_Exercise instructions_: Spot each line in the records below where the word "there" occurs, then copy it.

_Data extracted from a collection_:
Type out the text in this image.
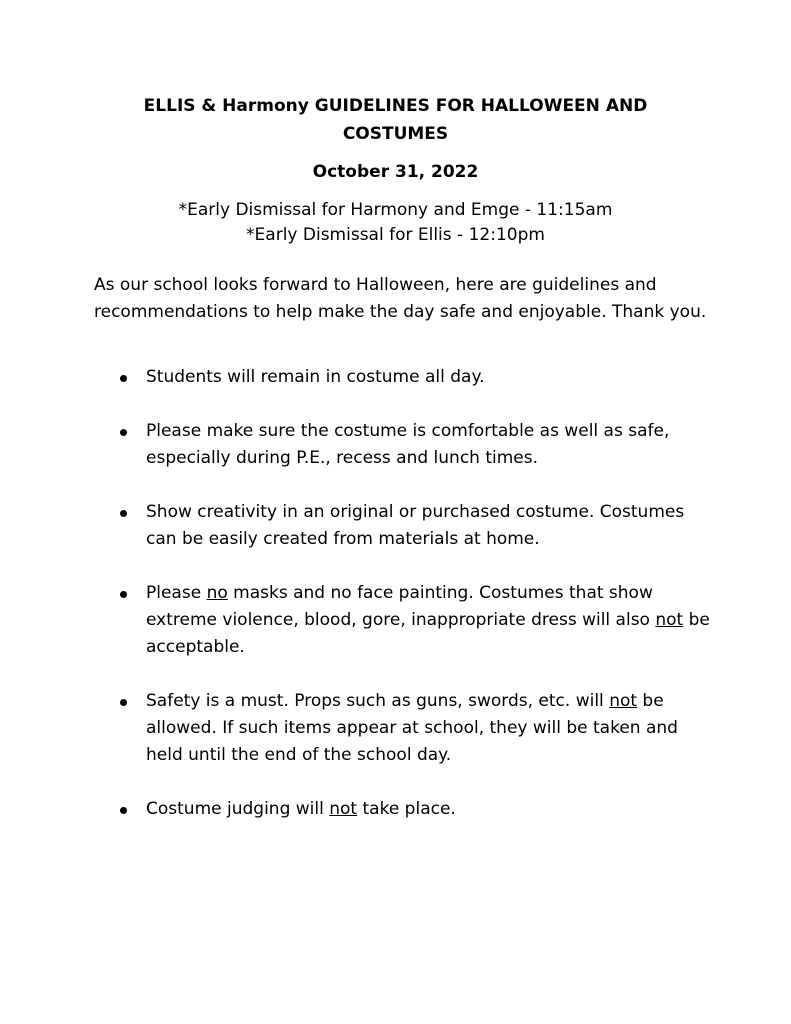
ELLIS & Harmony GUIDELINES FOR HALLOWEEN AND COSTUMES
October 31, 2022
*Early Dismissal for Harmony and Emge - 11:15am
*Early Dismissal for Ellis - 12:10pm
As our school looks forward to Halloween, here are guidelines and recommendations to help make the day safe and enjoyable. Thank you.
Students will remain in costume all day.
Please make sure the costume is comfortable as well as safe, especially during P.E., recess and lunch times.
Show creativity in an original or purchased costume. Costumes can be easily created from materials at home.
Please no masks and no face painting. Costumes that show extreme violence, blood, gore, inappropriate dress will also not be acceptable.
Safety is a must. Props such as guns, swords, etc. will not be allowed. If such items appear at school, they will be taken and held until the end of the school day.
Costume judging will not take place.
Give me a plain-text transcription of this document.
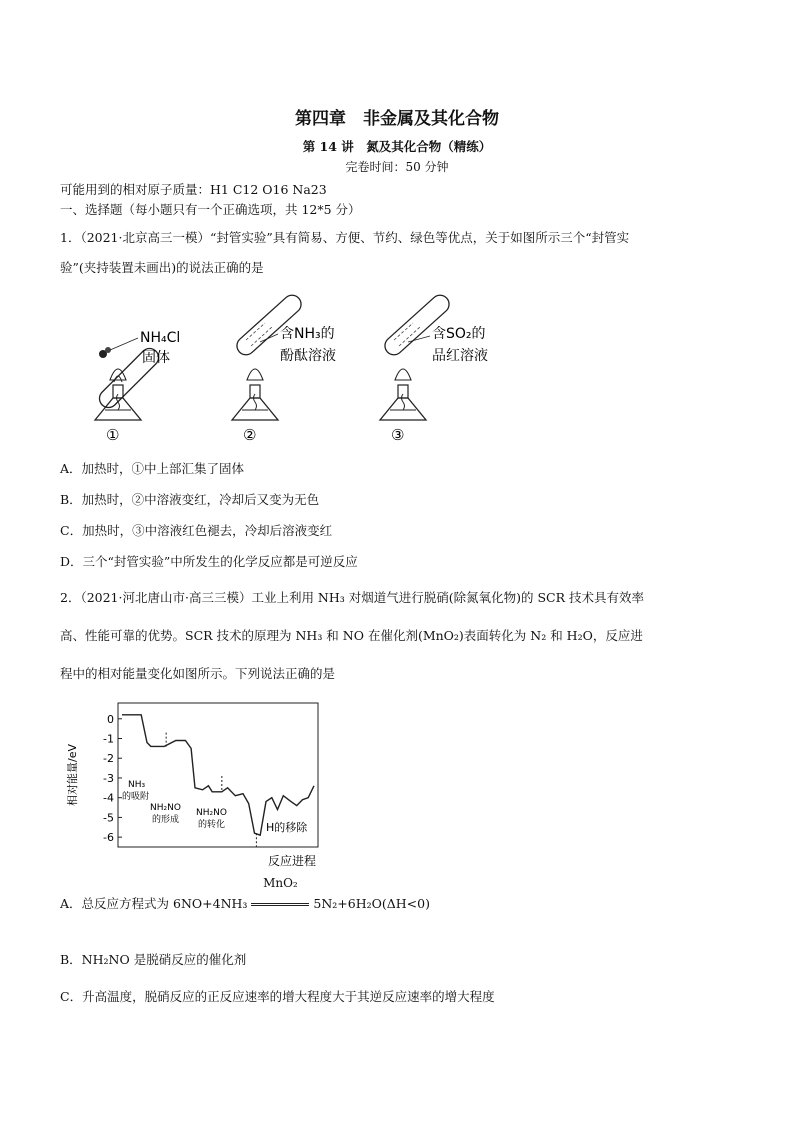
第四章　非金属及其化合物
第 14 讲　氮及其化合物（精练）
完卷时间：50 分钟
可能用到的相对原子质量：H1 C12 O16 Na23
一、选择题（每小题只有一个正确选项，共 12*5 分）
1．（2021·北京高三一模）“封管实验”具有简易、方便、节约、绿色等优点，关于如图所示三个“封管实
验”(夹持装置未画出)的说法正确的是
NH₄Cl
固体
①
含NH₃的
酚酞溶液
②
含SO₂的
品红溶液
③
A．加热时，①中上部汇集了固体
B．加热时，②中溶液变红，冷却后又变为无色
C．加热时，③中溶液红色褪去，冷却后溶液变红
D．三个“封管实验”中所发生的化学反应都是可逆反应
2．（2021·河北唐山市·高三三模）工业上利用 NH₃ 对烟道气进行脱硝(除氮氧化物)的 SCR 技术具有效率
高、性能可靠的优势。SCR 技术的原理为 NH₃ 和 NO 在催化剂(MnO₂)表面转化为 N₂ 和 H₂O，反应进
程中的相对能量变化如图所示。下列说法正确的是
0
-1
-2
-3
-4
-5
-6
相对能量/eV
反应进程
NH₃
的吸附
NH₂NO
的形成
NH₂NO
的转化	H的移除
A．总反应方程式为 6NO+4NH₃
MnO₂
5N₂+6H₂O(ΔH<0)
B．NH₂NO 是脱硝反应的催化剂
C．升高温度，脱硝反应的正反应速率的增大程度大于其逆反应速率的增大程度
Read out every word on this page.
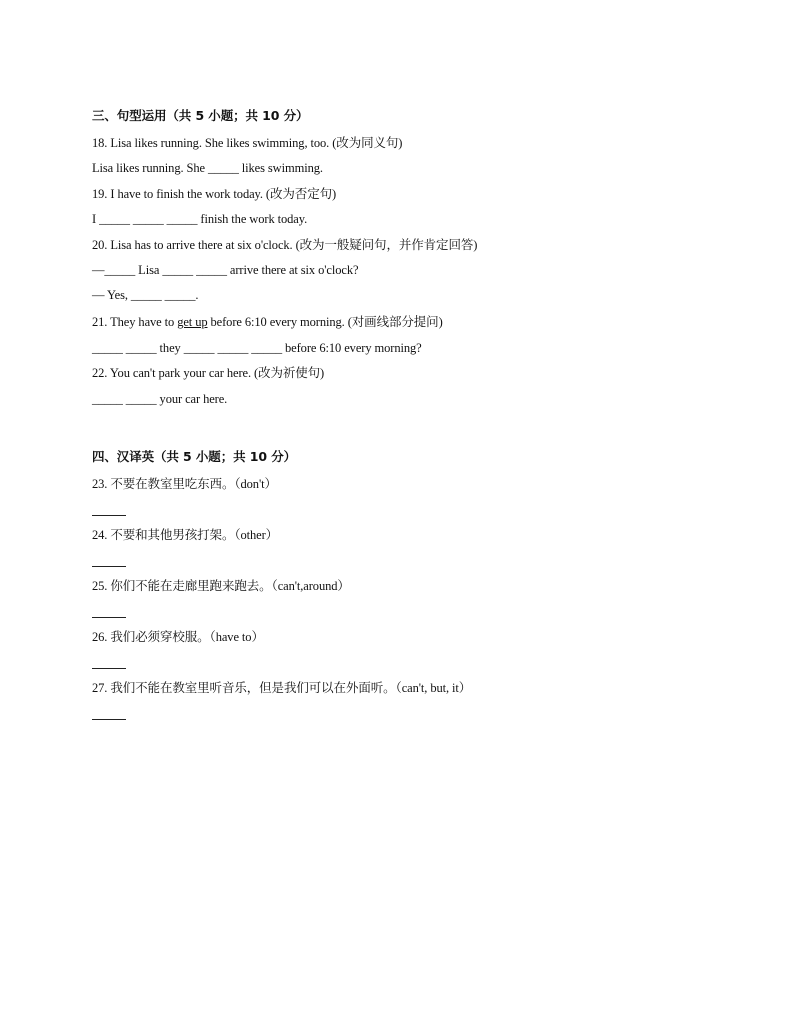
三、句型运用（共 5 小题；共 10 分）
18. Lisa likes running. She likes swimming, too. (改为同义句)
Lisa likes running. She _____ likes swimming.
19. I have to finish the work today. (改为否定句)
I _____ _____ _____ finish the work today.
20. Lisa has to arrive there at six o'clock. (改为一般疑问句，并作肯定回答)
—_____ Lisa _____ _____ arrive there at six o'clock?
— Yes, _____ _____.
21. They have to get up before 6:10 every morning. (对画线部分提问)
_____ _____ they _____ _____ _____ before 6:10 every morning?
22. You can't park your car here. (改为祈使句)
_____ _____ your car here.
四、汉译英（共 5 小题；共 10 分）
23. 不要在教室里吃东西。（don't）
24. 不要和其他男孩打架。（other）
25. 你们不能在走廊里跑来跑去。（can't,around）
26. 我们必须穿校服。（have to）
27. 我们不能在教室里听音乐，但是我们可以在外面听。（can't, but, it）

--

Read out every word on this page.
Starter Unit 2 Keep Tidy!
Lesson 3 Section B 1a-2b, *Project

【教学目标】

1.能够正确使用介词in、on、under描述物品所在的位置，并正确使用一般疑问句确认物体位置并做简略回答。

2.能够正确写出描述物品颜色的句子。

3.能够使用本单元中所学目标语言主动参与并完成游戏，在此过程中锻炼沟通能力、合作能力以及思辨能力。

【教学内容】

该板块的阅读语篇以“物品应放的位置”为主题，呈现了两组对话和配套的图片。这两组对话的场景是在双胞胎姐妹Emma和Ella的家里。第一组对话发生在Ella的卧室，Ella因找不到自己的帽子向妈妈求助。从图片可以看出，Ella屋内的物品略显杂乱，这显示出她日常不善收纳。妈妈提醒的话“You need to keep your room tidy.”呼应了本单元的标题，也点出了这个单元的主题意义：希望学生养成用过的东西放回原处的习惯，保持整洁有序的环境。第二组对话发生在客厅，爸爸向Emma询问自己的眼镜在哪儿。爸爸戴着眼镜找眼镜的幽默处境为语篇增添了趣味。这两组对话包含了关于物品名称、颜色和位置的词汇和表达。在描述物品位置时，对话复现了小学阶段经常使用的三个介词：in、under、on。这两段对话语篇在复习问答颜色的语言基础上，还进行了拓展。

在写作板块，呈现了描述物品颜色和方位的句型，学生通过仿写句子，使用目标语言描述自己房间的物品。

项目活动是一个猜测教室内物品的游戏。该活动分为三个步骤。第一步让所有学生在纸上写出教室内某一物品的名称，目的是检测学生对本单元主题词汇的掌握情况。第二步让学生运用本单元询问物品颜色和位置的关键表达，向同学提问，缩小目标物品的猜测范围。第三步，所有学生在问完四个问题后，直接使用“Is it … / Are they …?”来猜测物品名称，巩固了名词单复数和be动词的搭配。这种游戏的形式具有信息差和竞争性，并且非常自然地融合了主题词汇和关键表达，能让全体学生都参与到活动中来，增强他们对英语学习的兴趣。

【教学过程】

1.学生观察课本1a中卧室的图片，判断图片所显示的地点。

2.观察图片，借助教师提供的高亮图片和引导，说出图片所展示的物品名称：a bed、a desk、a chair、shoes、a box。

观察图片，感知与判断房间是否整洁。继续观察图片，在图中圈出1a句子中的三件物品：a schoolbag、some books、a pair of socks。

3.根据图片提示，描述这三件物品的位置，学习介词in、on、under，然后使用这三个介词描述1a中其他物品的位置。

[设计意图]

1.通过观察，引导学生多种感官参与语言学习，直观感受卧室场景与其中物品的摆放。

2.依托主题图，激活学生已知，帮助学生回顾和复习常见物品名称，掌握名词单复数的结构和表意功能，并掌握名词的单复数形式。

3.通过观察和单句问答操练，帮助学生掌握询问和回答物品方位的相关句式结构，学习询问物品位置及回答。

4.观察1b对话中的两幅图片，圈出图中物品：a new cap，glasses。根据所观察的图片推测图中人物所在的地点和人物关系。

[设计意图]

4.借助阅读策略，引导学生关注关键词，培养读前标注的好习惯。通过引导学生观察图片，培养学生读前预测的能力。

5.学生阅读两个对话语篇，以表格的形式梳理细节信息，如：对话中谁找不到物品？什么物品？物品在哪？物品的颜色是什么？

_Task response_:
20. Lisa has to arrive there at six o'clock. (改为一般疑问句，并作肯定回答)
—_____ Lisa _____ _____ arrive there at six o'clock?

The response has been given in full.